--- Dataset entries ---
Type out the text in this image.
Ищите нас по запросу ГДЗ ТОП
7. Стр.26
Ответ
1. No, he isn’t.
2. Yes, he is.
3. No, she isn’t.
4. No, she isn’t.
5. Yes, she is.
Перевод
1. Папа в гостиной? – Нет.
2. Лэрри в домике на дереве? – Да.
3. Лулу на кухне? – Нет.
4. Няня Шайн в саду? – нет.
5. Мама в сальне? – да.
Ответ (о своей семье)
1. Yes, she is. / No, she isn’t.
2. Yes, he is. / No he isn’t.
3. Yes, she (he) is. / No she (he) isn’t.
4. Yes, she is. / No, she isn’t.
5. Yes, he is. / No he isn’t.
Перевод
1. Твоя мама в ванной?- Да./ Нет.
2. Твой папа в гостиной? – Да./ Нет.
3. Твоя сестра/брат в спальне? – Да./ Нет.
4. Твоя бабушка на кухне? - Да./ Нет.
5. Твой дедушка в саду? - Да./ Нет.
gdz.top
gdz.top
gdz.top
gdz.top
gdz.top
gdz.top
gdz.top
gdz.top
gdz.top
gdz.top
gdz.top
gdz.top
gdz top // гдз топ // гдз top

--- Objective ---
Tell how many lines hold the string "гостиной", giving the number and nothing else.

--- Result of the task ---
2